==== Exercise inputs

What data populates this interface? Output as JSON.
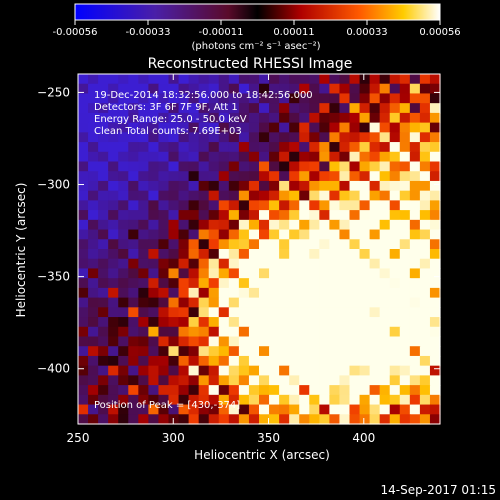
{
  "colorbar": {
    "ticks": [
      "-0.00056",
      "-0.00033",
      "-0.00011",
      "0.00011",
      "0.00033",
      "0.00056"
    ],
    "units": "(photons cm⁻² s⁻¹ asec⁻²)"
  },
  "chart_data": {
    "type": "heatmap",
    "title": "Reconstructed RHESSI Image",
    "xlabel": "Heliocentric X (arcsec)",
    "ylabel": "Heliocentric Y (arcsec)",
    "xlim": [
      250,
      440
    ],
    "ylim": [
      -430,
      -240
    ],
    "xticks": [
      250,
      300,
      350,
      400
    ],
    "yticks": [
      -250,
      -300,
      -350,
      -400
    ],
    "colormap": "blue-purple-red-yellow-white",
    "color_range": [
      -0.00056,
      0.00056
    ],
    "grid": false,
    "annotations": [
      "19-Dec-2014 18:32:56.000 to 18:42:56.000",
      "Detectors: 3F 6F 7F 9F, Att 1",
      "Energy Range: 25.0 - 50.0 keV",
      "Clean     Total counts: 7.69E+03"
    ],
    "peak_label": "Position of Peak = [430,-374]",
    "peak": [
      430,
      -374
    ],
    "sources": [
      {
        "x": 350,
        "y": -345,
        "intensity": 0.00056
      },
      {
        "x": 365,
        "y": -395,
        "intensity": 0.00045
      },
      {
        "x": 430,
        "y": -374,
        "intensity": 0.00056
      },
      {
        "x": 425,
        "y": -290,
        "intensity": 0.0004
      }
    ]
  },
  "footer": {
    "timestamp": "14-Sep-2017 01:15"
  }
}
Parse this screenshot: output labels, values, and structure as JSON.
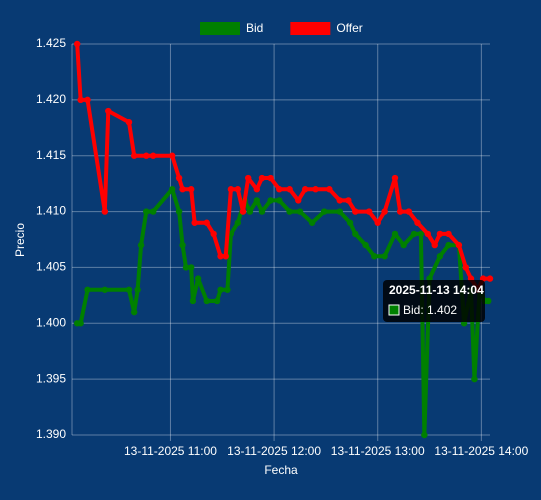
{
  "chart_data": {
    "type": "line",
    "xlabel": "Fecha",
    "ylabel": "Precio",
    "legend": "top",
    "grid": true,
    "xlim": [
      "2025-11-13 10:03",
      "2025-11-13 14:05"
    ],
    "xticks": [
      {
        "value": "2025-11-13 11:00",
        "label": "13-11-2025 11:00"
      },
      {
        "value": "2025-11-13 12:00",
        "label": "13-11-2025 12:00"
      },
      {
        "value": "2025-11-13 13:00",
        "label": "13-11-2025 13:00"
      },
      {
        "value": "2025-11-13 14:00",
        "label": "13-11-2025 14:00"
      }
    ],
    "ylim": [
      1.39,
      1.425
    ],
    "yticks": [
      {
        "value": 1.39,
        "label": "1.390"
      },
      1.395,
      {
        "value": 1.4,
        "label": "1.400"
      },
      1.405,
      {
        "value": 1.41,
        "label": "1.410"
      },
      1.415,
      {
        "value": 1.42,
        "label": "1.420"
      },
      1.425
    ],
    "series": [
      {
        "name": "Bid",
        "color": "#008000",
        "x": [
          "2025-11-13 10:06",
          "2025-11-13 10:08",
          "2025-11-13 10:12",
          "2025-11-13 10:22",
          "2025-11-13 10:36",
          "2025-11-13 10:39",
          "2025-11-13 10:41",
          "2025-11-13 10:43",
          "2025-11-13 10:46",
          "2025-11-13 10:50",
          "2025-11-13 11:01",
          "2025-11-13 11:05",
          "2025-11-13 11:07",
          "2025-11-13 11:09",
          "2025-11-13 11:12",
          "2025-11-13 11:13",
          "2025-11-13 11:16",
          "2025-11-13 11:21",
          "2025-11-13 11:27",
          "2025-11-13 11:29",
          "2025-11-13 11:33",
          "2025-11-13 11:35",
          "2025-11-13 11:39",
          "2025-11-13 11:43",
          "2025-11-13 11:46",
          "2025-11-13 11:50",
          "2025-11-13 11:53",
          "2025-11-13 11:58",
          "2025-11-13 12:03",
          "2025-11-13 12:09",
          "2025-11-13 12:15",
          "2025-11-13 12:22",
          "2025-11-13 12:29",
          "2025-11-13 12:38",
          "2025-11-13 12:44",
          "2025-11-13 12:47",
          "2025-11-13 12:53",
          "2025-11-13 12:58",
          "2025-11-13 13:04",
          "2025-11-13 13:10",
          "2025-11-13 13:15",
          "2025-11-13 13:21",
          "2025-11-13 13:25",
          "2025-11-13 13:27",
          "2025-11-13 13:30",
          "2025-11-13 13:36",
          "2025-11-13 13:41",
          "2025-11-13 13:47",
          "2025-11-13 13:50",
          "2025-11-13 13:54",
          "2025-11-13 13:56",
          "2025-11-13 13:59",
          "2025-11-13 14:02",
          "2025-11-13 14:04"
        ],
        "values": [
          1.4,
          1.4,
          1.403,
          1.403,
          1.403,
          1.401,
          1.403,
          1.407,
          1.41,
          1.41,
          1.412,
          1.41,
          1.407,
          1.405,
          1.405,
          1.402,
          1.404,
          1.402,
          1.402,
          1.403,
          1.403,
          1.408,
          1.409,
          1.411,
          1.41,
          1.411,
          1.41,
          1.411,
          1.411,
          1.41,
          1.41,
          1.409,
          1.41,
          1.41,
          1.409,
          1.408,
          1.407,
          1.406,
          1.406,
          1.408,
          1.407,
          1.408,
          1.408,
          1.39,
          1.404,
          1.406,
          1.407,
          1.407,
          1.4,
          1.403,
          1.395,
          1.403,
          1.402,
          1.402
        ]
      },
      {
        "name": "Offer",
        "color": "#ff0000",
        "x": [
          "2025-11-13 10:06",
          "2025-11-13 10:08",
          "2025-11-13 10:12",
          "2025-11-13 10:22",
          "2025-11-13 10:24",
          "2025-11-13 10:36",
          "2025-11-13 10:39",
          "2025-11-13 10:46",
          "2025-11-13 10:50",
          "2025-11-13 11:01",
          "2025-11-13 11:05",
          "2025-11-13 11:07",
          "2025-11-13 11:12",
          "2025-11-13 11:14",
          "2025-11-13 11:21",
          "2025-11-13 11:25",
          "2025-11-13 11:29",
          "2025-11-13 11:32",
          "2025-11-13 11:35",
          "2025-11-13 11:39",
          "2025-11-13 11:42",
          "2025-11-13 11:45",
          "2025-11-13 11:50",
          "2025-11-13 11:53",
          "2025-11-13 11:58",
          "2025-11-13 12:03",
          "2025-11-13 12:09",
          "2025-11-13 12:14",
          "2025-11-13 12:18",
          "2025-11-13 12:24",
          "2025-11-13 12:32",
          "2025-11-13 12:38",
          "2025-11-13 12:43",
          "2025-11-13 12:47",
          "2025-11-13 12:55",
          "2025-11-13 13:00",
          "2025-11-13 13:04",
          "2025-11-13 13:10",
          "2025-11-13 13:13",
          "2025-11-13 13:18",
          "2025-11-13 13:23",
          "2025-11-13 13:29",
          "2025-11-13 13:33",
          "2025-11-13 13:36",
          "2025-11-13 13:41",
          "2025-11-13 13:47",
          "2025-11-13 13:51",
          "2025-11-13 13:54",
          "2025-11-13 13:58",
          "2025-11-13 14:01",
          "2025-11-13 14:05"
        ],
        "values": [
          1.425,
          1.42,
          1.42,
          1.41,
          1.419,
          1.418,
          1.415,
          1.415,
          1.415,
          1.415,
          1.413,
          1.412,
          1.412,
          1.409,
          1.409,
          1.408,
          1.406,
          1.406,
          1.412,
          1.412,
          1.41,
          1.413,
          1.412,
          1.413,
          1.413,
          1.412,
          1.412,
          1.411,
          1.412,
          1.412,
          1.412,
          1.411,
          1.411,
          1.41,
          1.41,
          1.409,
          1.41,
          1.413,
          1.41,
          1.41,
          1.409,
          1.408,
          1.407,
          1.408,
          1.408,
          1.407,
          1.405,
          1.404,
          1.403,
          1.404,
          1.404
        ]
      }
    ],
    "tooltip": {
      "title": "2025-11-13 14:04",
      "label": "Bid: 1.402",
      "color": "#008000"
    }
  }
}
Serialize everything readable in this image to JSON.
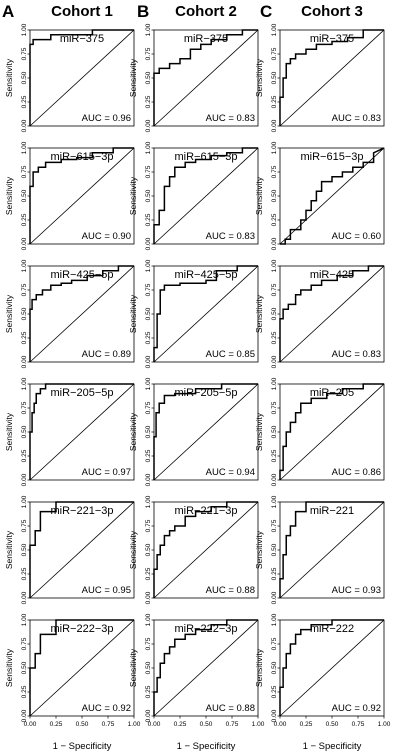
{
  "columns": [
    {
      "letter": "A",
      "title": "Cohort 1"
    },
    {
      "letter": "B",
      "title": "Cohort 2"
    },
    {
      "letter": "C",
      "title": "Cohort 3"
    }
  ],
  "axis": {
    "xlabel": "1 − Specificity",
    "ylabel": "Sensitivity",
    "ticks": [
      "0.00",
      "0.25",
      "0.50",
      "0.75",
      "1.00"
    ]
  },
  "chart_data": [
    {
      "type": "line",
      "column": 1,
      "row": 1,
      "title": "miR−375",
      "auc_label": "AUC = 0.96",
      "xlim": [
        0,
        1
      ],
      "ylim": [
        0,
        1
      ],
      "x": [
        0,
        0,
        0.03,
        0.03,
        0.2,
        0.2,
        0.6,
        0.6,
        1
      ],
      "y": [
        0,
        0.85,
        0.85,
        0.9,
        0.9,
        0.95,
        0.95,
        1,
        1
      ]
    },
    {
      "type": "line",
      "column": 2,
      "row": 1,
      "title": "miR−375",
      "auc_label": "AUC = 0.83",
      "xlim": [
        0,
        1
      ],
      "ylim": [
        0,
        1
      ],
      "x": [
        0,
        0,
        0.05,
        0.05,
        0.15,
        0.15,
        0.25,
        0.25,
        0.35,
        0.35,
        0.45,
        0.45,
        0.55,
        0.55,
        0.7,
        0.7,
        0.85,
        0.85,
        1
      ],
      "y": [
        0,
        0.55,
        0.55,
        0.6,
        0.6,
        0.65,
        0.65,
        0.7,
        0.7,
        0.8,
        0.8,
        0.85,
        0.85,
        0.9,
        0.9,
        0.95,
        0.95,
        1,
        1
      ]
    },
    {
      "type": "line",
      "column": 3,
      "row": 1,
      "title": "miR−375",
      "auc_label": "AUC = 0.83",
      "xlim": [
        0,
        1
      ],
      "ylim": [
        0,
        1
      ],
      "x": [
        0,
        0,
        0.03,
        0.03,
        0.06,
        0.06,
        0.1,
        0.1,
        0.15,
        0.15,
        0.25,
        0.25,
        0.35,
        0.35,
        0.5,
        0.5,
        0.65,
        0.65,
        0.8,
        0.8,
        1
      ],
      "y": [
        0,
        0.3,
        0.3,
        0.5,
        0.5,
        0.65,
        0.65,
        0.7,
        0.7,
        0.75,
        0.75,
        0.8,
        0.8,
        0.85,
        0.85,
        0.88,
        0.88,
        0.92,
        0.92,
        1,
        1
      ]
    },
    {
      "type": "line",
      "column": 1,
      "row": 2,
      "title": "miR−615−3p",
      "auc_label": "AUC = 0.90",
      "xlim": [
        0,
        1
      ],
      "ylim": [
        0,
        1
      ],
      "x": [
        0,
        0,
        0.03,
        0.03,
        0.08,
        0.08,
        0.15,
        0.15,
        0.3,
        0.3,
        0.45,
        0.45,
        0.6,
        0.6,
        0.8,
        0.8,
        1
      ],
      "y": [
        0,
        0.6,
        0.6,
        0.75,
        0.75,
        0.8,
        0.8,
        0.85,
        0.85,
        0.88,
        0.88,
        0.9,
        0.9,
        0.95,
        0.95,
        1,
        1
      ]
    },
    {
      "type": "line",
      "column": 2,
      "row": 2,
      "title": "miR−615−3p",
      "auc_label": "AUC = 0.83",
      "xlim": [
        0,
        1
      ],
      "ylim": [
        0,
        1
      ],
      "x": [
        0,
        0,
        0.05,
        0.05,
        0.1,
        0.1,
        0.15,
        0.15,
        0.2,
        0.2,
        0.3,
        0.3,
        0.4,
        0.4,
        0.55,
        0.55,
        0.7,
        0.7,
        0.85,
        0.85,
        1
      ],
      "y": [
        0,
        0.2,
        0.2,
        0.35,
        0.35,
        0.6,
        0.6,
        0.7,
        0.7,
        0.8,
        0.8,
        0.85,
        0.85,
        0.88,
        0.88,
        0.92,
        0.92,
        0.95,
        0.95,
        1,
        1
      ]
    },
    {
      "type": "line",
      "column": 3,
      "row": 2,
      "title": "miR−615−3p",
      "auc_label": "AUC = 0.60",
      "xlim": [
        0,
        1
      ],
      "ylim": [
        0,
        1
      ],
      "x": [
        0,
        0.05,
        0.05,
        0.1,
        0.1,
        0.2,
        0.2,
        0.25,
        0.25,
        0.3,
        0.3,
        0.35,
        0.35,
        0.4,
        0.4,
        0.5,
        0.5,
        0.6,
        0.6,
        0.7,
        0.7,
        0.8,
        0.8,
        0.9,
        0.9,
        1
      ],
      "y": [
        0,
        0,
        0.05,
        0.05,
        0.15,
        0.15,
        0.25,
        0.25,
        0.35,
        0.35,
        0.45,
        0.45,
        0.55,
        0.55,
        0.65,
        0.65,
        0.7,
        0.7,
        0.75,
        0.75,
        0.8,
        0.8,
        0.85,
        0.85,
        0.95,
        1
      ]
    },
    {
      "type": "line",
      "column": 1,
      "row": 3,
      "title": "miR−425−5p",
      "auc_label": "AUC = 0.89",
      "xlim": [
        0,
        1
      ],
      "ylim": [
        0,
        1
      ],
      "x": [
        0,
        0,
        0.02,
        0.02,
        0.06,
        0.06,
        0.12,
        0.12,
        0.2,
        0.2,
        0.3,
        0.3,
        0.4,
        0.4,
        0.55,
        0.55,
        0.7,
        0.7,
        0.85,
        0.85,
        1
      ],
      "y": [
        0,
        0.55,
        0.55,
        0.65,
        0.65,
        0.7,
        0.7,
        0.75,
        0.75,
        0.8,
        0.8,
        0.82,
        0.82,
        0.85,
        0.85,
        0.9,
        0.9,
        0.95,
        0.95,
        1,
        1
      ]
    },
    {
      "type": "line",
      "column": 2,
      "row": 3,
      "title": "miR−425−5p",
      "auc_label": "AUC = 0.85",
      "xlim": [
        0,
        1
      ],
      "ylim": [
        0,
        1
      ],
      "x": [
        0,
        0,
        0.03,
        0.03,
        0.06,
        0.06,
        0.1,
        0.1,
        0.25,
        0.25,
        0.5,
        0.5,
        0.6,
        0.6,
        0.8,
        0.8,
        1
      ],
      "y": [
        0,
        0.15,
        0.15,
        0.5,
        0.5,
        0.75,
        0.75,
        0.8,
        0.8,
        0.82,
        0.82,
        0.85,
        0.85,
        0.95,
        0.95,
        1,
        1
      ]
    },
    {
      "type": "line",
      "column": 3,
      "row": 3,
      "title": "miR−425",
      "auc_label": "AUC = 0.83",
      "xlim": [
        0,
        1
      ],
      "ylim": [
        0,
        1
      ],
      "x": [
        0,
        0,
        0.03,
        0.03,
        0.08,
        0.08,
        0.15,
        0.15,
        0.2,
        0.2,
        0.3,
        0.3,
        0.4,
        0.4,
        0.55,
        0.55,
        0.7,
        0.7,
        0.85,
        0.85,
        1
      ],
      "y": [
        0,
        0.45,
        0.45,
        0.55,
        0.55,
        0.6,
        0.6,
        0.7,
        0.7,
        0.75,
        0.75,
        0.8,
        0.8,
        0.85,
        0.85,
        0.9,
        0.9,
        0.95,
        0.95,
        1,
        1
      ]
    },
    {
      "type": "line",
      "column": 1,
      "row": 4,
      "title": "miR−205−5p",
      "auc_label": "AUC = 0.97",
      "xlim": [
        0,
        1
      ],
      "ylim": [
        0,
        1
      ],
      "x": [
        0,
        0,
        0.02,
        0.02,
        0.04,
        0.04,
        0.06,
        0.06,
        0.1,
        0.1,
        0.15,
        0.15,
        1
      ],
      "y": [
        0,
        0.5,
        0.5,
        0.7,
        0.7,
        0.8,
        0.8,
        0.9,
        0.9,
        0.95,
        0.95,
        1,
        1
      ]
    },
    {
      "type": "line",
      "column": 2,
      "row": 4,
      "title": "miR−205−5p",
      "auc_label": "AUC = 0.94",
      "xlim": [
        0,
        1
      ],
      "ylim": [
        0,
        1
      ],
      "x": [
        0,
        0,
        0.02,
        0.02,
        0.05,
        0.05,
        0.1,
        0.1,
        0.2,
        0.2,
        0.4,
        0.4,
        0.65,
        0.65,
        1
      ],
      "y": [
        0,
        0.45,
        0.45,
        0.7,
        0.7,
        0.8,
        0.8,
        0.88,
        0.88,
        0.9,
        0.9,
        0.95,
        0.95,
        1,
        1
      ]
    },
    {
      "type": "line",
      "column": 3,
      "row": 4,
      "title": "miR−205",
      "auc_label": "AUC = 0.86",
      "xlim": [
        0,
        1
      ],
      "ylim": [
        0,
        1
      ],
      "x": [
        0,
        0,
        0.03,
        0.03,
        0.06,
        0.06,
        0.1,
        0.1,
        0.15,
        0.15,
        0.2,
        0.2,
        0.3,
        0.3,
        0.45,
        0.45,
        0.6,
        0.6,
        0.8,
        0.8,
        1
      ],
      "y": [
        0,
        0.1,
        0.1,
        0.35,
        0.35,
        0.5,
        0.5,
        0.6,
        0.6,
        0.7,
        0.7,
        0.8,
        0.8,
        0.85,
        0.85,
        0.9,
        0.9,
        0.95,
        0.95,
        1,
        1
      ]
    },
    {
      "type": "line",
      "column": 1,
      "row": 5,
      "title": "miR−221−3p",
      "auc_label": "AUC = 0.95",
      "xlim": [
        0,
        1
      ],
      "ylim": [
        0,
        1
      ],
      "x": [
        0,
        0,
        0.05,
        0.05,
        0.1,
        0.1,
        0.25,
        0.25,
        1
      ],
      "y": [
        0,
        0.55,
        0.55,
        0.7,
        0.7,
        0.9,
        0.9,
        1,
        1
      ]
    },
    {
      "type": "line",
      "column": 2,
      "row": 5,
      "title": "miR−221−3p",
      "auc_label": "AUC = 0.88",
      "xlim": [
        0,
        1
      ],
      "ylim": [
        0,
        1
      ],
      "x": [
        0,
        0,
        0.03,
        0.03,
        0.06,
        0.06,
        0.1,
        0.1,
        0.15,
        0.15,
        0.2,
        0.2,
        0.3,
        0.3,
        0.4,
        0.4,
        0.55,
        0.55,
        0.7,
        0.7,
        1
      ],
      "y": [
        0,
        0.3,
        0.3,
        0.45,
        0.45,
        0.55,
        0.55,
        0.65,
        0.65,
        0.7,
        0.7,
        0.75,
        0.75,
        0.85,
        0.85,
        0.9,
        0.9,
        0.95,
        0.95,
        1,
        1
      ]
    },
    {
      "type": "line",
      "column": 3,
      "row": 5,
      "title": "miR−221",
      "auc_label": "AUC = 0.93",
      "xlim": [
        0,
        1
      ],
      "ylim": [
        0,
        1
      ],
      "x": [
        0,
        0,
        0.03,
        0.03,
        0.06,
        0.06,
        0.1,
        0.1,
        0.15,
        0.15,
        0.25,
        0.25,
        1
      ],
      "y": [
        0,
        0.2,
        0.2,
        0.45,
        0.45,
        0.65,
        0.65,
        0.75,
        0.75,
        0.9,
        0.9,
        1,
        1
      ]
    },
    {
      "type": "line",
      "column": 1,
      "row": 6,
      "title": "miR−222−3p",
      "auc_label": "AUC = 0.92",
      "xlim": [
        0,
        1
      ],
      "ylim": [
        0,
        1
      ],
      "x": [
        0,
        0,
        0.05,
        0.05,
        0.1,
        0.1,
        0.25,
        0.25,
        1
      ],
      "y": [
        0,
        0.5,
        0.5,
        0.65,
        0.65,
        0.85,
        0.85,
        1,
        1
      ]
    },
    {
      "type": "line",
      "column": 2,
      "row": 6,
      "title": "miR−222−3p",
      "auc_label": "AUC = 0.88",
      "xlim": [
        0,
        1
      ],
      "ylim": [
        0,
        1
      ],
      "x": [
        0,
        0,
        0.03,
        0.03,
        0.06,
        0.06,
        0.1,
        0.1,
        0.15,
        0.15,
        0.2,
        0.2,
        0.3,
        0.3,
        0.4,
        0.4,
        0.55,
        0.55,
        0.7,
        0.7,
        1
      ],
      "y": [
        0,
        0.25,
        0.25,
        0.4,
        0.4,
        0.55,
        0.55,
        0.65,
        0.65,
        0.72,
        0.72,
        0.8,
        0.8,
        0.85,
        0.85,
        0.9,
        0.9,
        0.95,
        0.95,
        1,
        1
      ]
    },
    {
      "type": "line",
      "column": 3,
      "row": 6,
      "title": "miR−222",
      "auc_label": "AUC = 0.92",
      "xlim": [
        0,
        1
      ],
      "ylim": [
        0,
        1
      ],
      "x": [
        0,
        0,
        0.03,
        0.03,
        0.06,
        0.06,
        0.1,
        0.1,
        0.15,
        0.15,
        0.2,
        0.2,
        0.3,
        0.3,
        0.5,
        0.5,
        1
      ],
      "y": [
        0,
        0.3,
        0.3,
        0.5,
        0.5,
        0.65,
        0.65,
        0.75,
        0.75,
        0.85,
        0.85,
        0.9,
        0.9,
        0.95,
        0.95,
        1,
        1
      ]
    }
  ]
}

========

Exercise directions: Look through the entries above and list every line containing "JSON".

Answer for this exercise:
What data populates this interface? Output as JSON.
Parse this screenshot: output labels, values, and structure as JSON.
Serialize everything readable in this image to JSON.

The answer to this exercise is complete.